■ TASK TO CARRY OUT:
Gather the lines from the material that contain "this".

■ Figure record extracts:
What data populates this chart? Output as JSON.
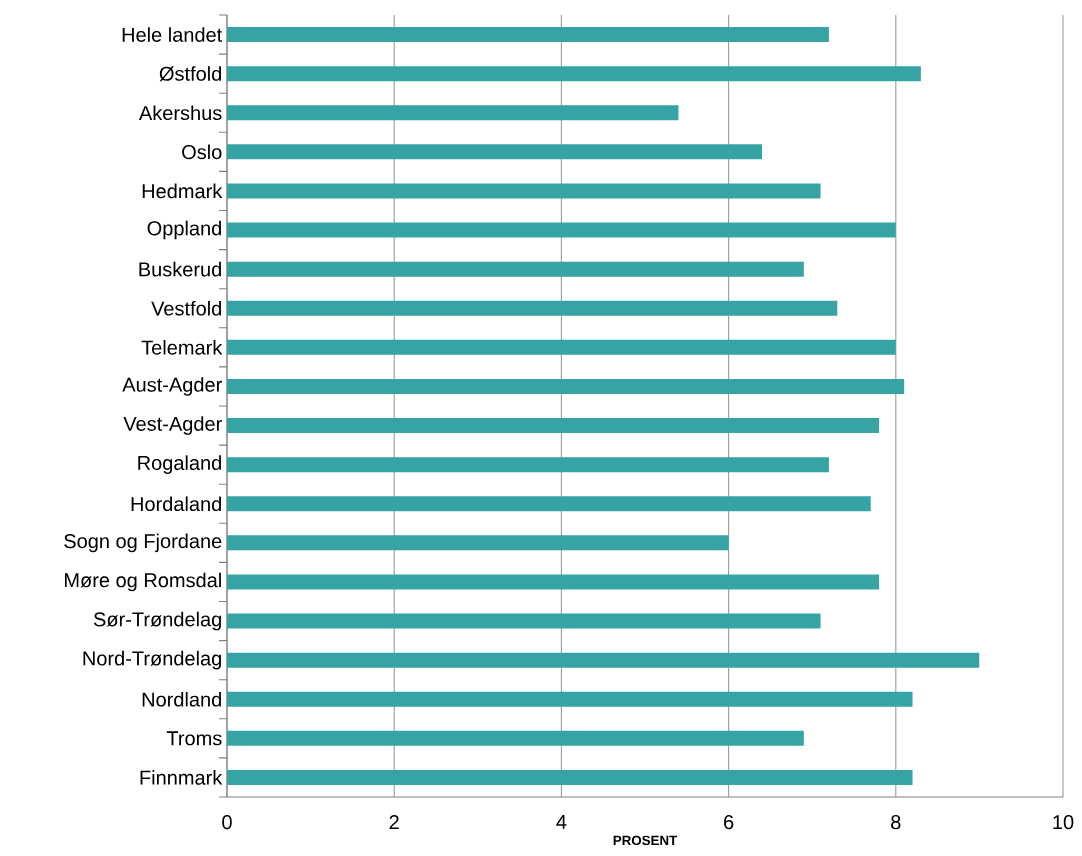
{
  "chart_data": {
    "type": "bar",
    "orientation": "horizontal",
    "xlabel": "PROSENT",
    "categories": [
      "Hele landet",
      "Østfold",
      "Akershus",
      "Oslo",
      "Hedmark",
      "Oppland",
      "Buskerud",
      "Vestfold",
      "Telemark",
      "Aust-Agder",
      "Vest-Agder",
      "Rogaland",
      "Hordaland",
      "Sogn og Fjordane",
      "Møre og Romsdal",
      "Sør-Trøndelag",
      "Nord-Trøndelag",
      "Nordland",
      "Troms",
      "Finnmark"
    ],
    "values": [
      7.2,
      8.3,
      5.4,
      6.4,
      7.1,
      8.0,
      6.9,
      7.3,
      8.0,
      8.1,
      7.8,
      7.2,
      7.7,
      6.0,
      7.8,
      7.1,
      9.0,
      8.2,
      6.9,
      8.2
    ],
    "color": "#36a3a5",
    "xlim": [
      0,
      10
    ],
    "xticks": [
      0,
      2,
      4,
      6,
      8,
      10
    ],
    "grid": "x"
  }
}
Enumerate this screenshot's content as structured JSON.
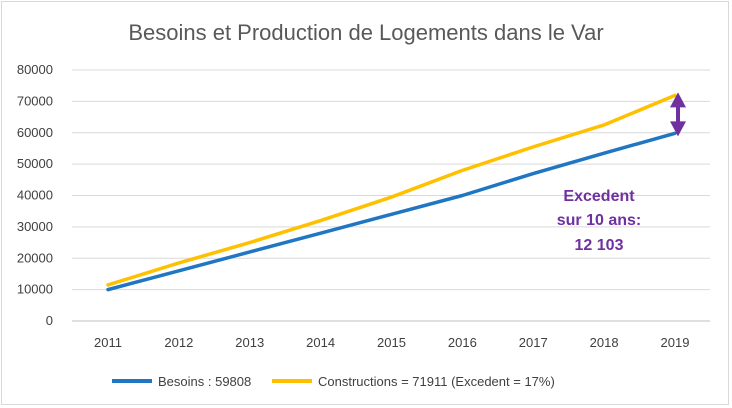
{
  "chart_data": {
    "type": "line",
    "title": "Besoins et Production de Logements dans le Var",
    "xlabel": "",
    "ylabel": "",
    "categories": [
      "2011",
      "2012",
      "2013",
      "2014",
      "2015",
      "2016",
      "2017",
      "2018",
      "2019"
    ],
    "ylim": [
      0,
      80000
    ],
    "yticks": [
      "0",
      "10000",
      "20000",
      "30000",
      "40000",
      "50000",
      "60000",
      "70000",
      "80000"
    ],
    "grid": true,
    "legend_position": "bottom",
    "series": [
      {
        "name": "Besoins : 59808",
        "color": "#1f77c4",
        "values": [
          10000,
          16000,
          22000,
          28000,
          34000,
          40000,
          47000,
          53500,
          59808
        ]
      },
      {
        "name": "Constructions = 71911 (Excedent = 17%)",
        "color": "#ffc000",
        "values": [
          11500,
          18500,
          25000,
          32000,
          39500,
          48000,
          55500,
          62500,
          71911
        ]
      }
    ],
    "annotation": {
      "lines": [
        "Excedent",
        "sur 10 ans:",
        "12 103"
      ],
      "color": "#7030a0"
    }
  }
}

■ EXERCISE ANSWER:
What data populates this chart? Output as JSON.
Enumerate this screenshot's content as structured JSON.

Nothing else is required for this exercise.